↓↓↓

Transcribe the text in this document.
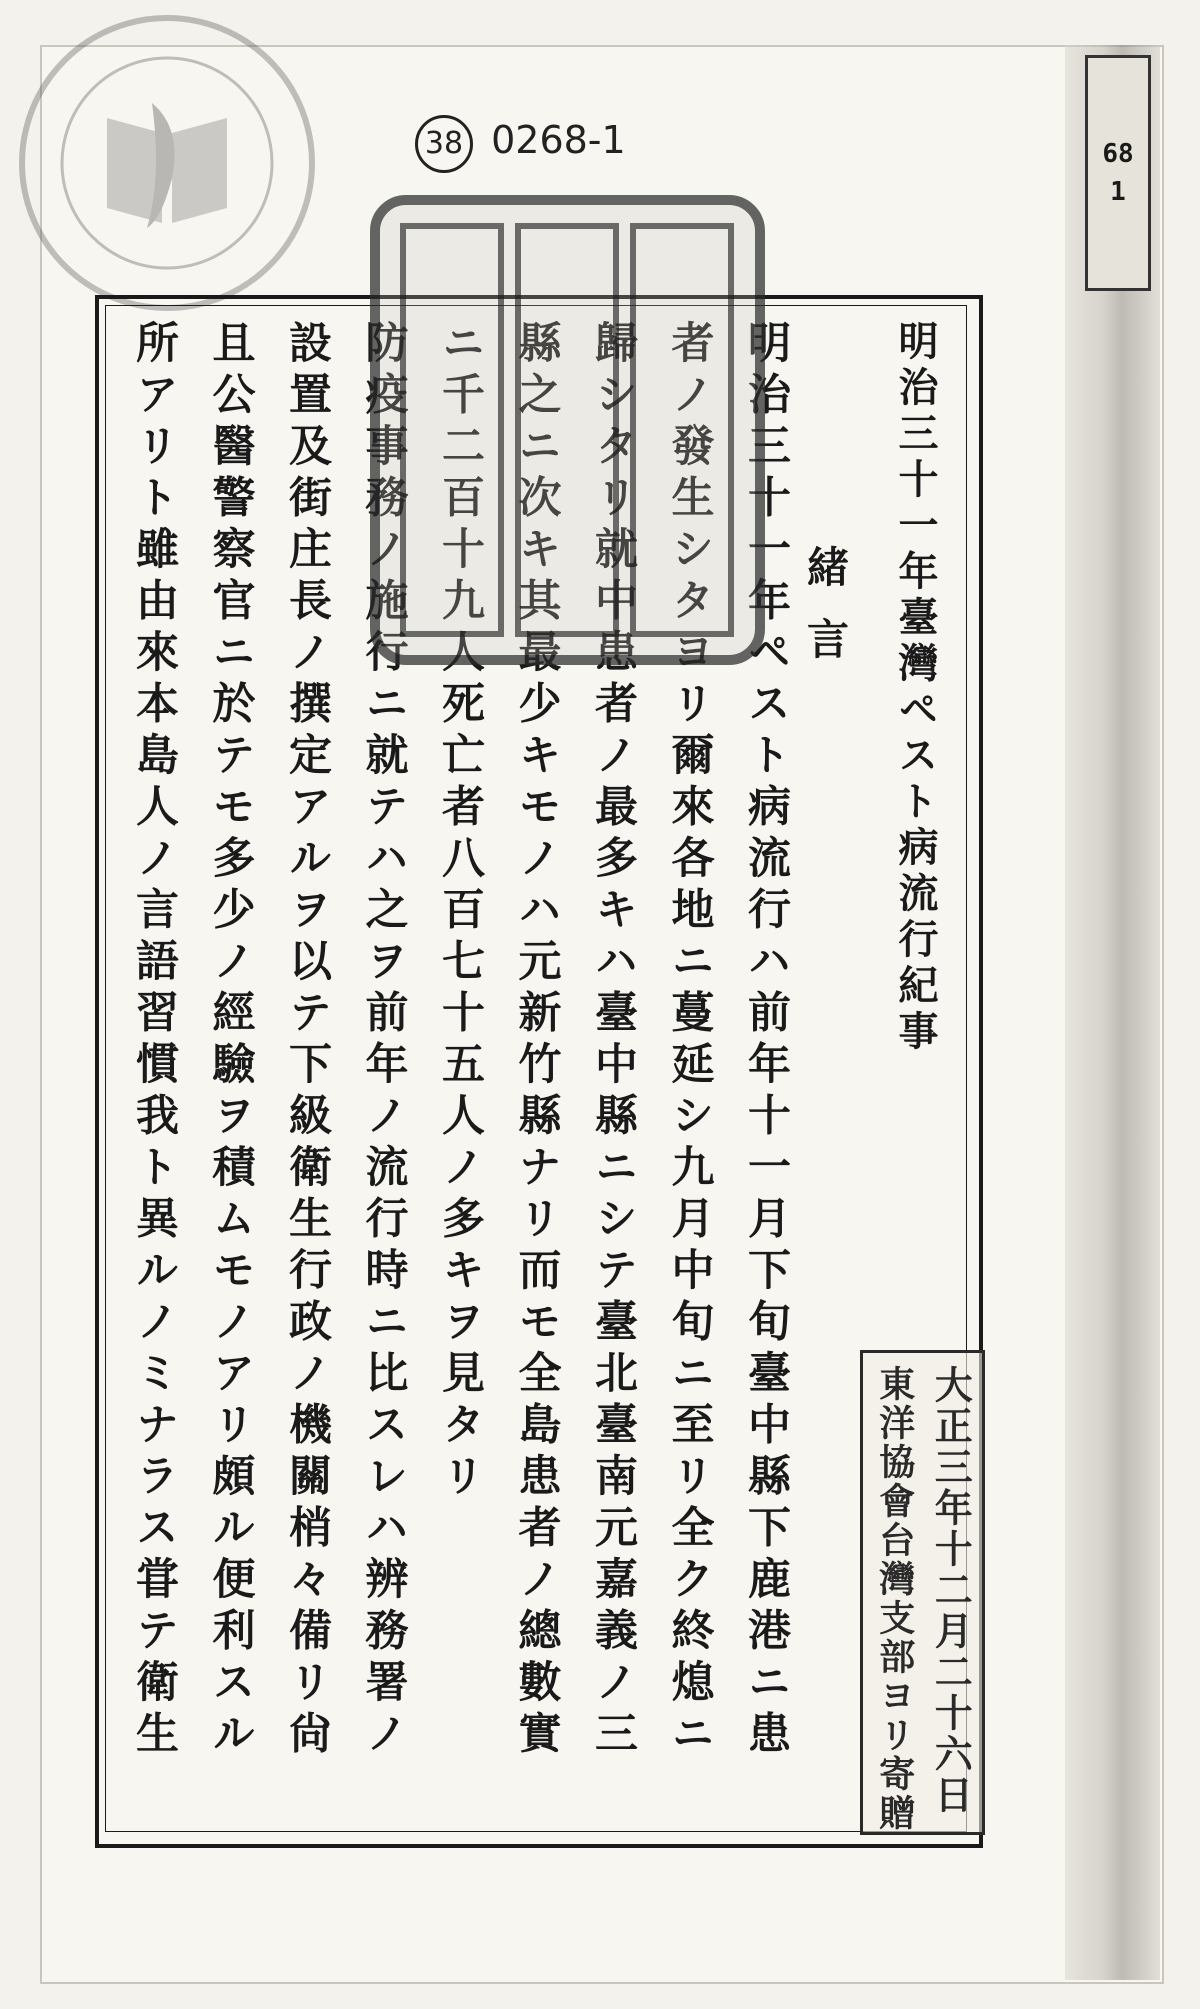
68
1
38 0268-1
明治三十一年臺灣ペスト病流行紀事
緒言
明治三十一年ペスト病流行ハ前年十一月下旬臺中縣下鹿港ニ患
者ノ發生シタヨリ爾來各地ニ蔓延シ九月中旬ニ至リ全ク終熄ニ
歸シタリ就中患者ノ最多キハ臺中縣ニシテ臺北臺南元嘉義ノ三
縣之ニ次キ其最少キモノハ元新竹縣ナリ而モ全島患者ノ總數實
ニ千二百十九人死亡者八百七十五人ノ多キヲ見タリ
防疫事務ノ施行ニ就テハ之ヲ前年ノ流行時ニ比スレハ辨務署ノ
設置及街庄長ノ撰定アルヲ以テ下級衛生行政ノ機關梢々備リ尙
且公醫警察官ニ於テモ多少ノ經驗ヲ積ムモノアリ頗ル便利スル
所アリト雖由來本島人ノ言語習慣我ト異ルノミナラス甞テ衛生	大正三年十二月二十六日
東洋協會台灣支部ヨリ寄贈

↑↑↑

Each line of the data is to be duplicated exactly; pictures stay out of the copy.

Transcribe the text in this document.
68
1
38 0268-1
明治三十一年臺灣ペスト病流行紀事
緒言
明治三十一年ペスト病流行ハ前年十一月下旬臺中縣下鹿港ニ患
者ノ發生シタヨリ爾來各地ニ蔓延シ九月中旬ニ至リ全ク終熄ニ
歸シタリ就中患者ノ最多キハ臺中縣ニシテ臺北臺南元嘉義ノ三
縣之ニ次キ其最少キモノハ元新竹縣ナリ而モ全島患者ノ總數實
ニ千二百十九人死亡者八百七十五人ノ多キヲ見タリ
防疫事務ノ施行ニ就テハ之ヲ前年ノ流行時ニ比スレハ辨務署ノ
設置及街庄長ノ撰定アルヲ以テ下級衛生行政ノ機關梢々備リ尙
且公醫警察官ニ於テモ多少ノ經驗ヲ積ムモノアリ頗ル便利スル
所アリト雖由來本島人ノ言語習慣我ト異ルノミナラス甞テ衛生	大正三年十二月二十六日
東洋協會台灣支部ヨリ寄贈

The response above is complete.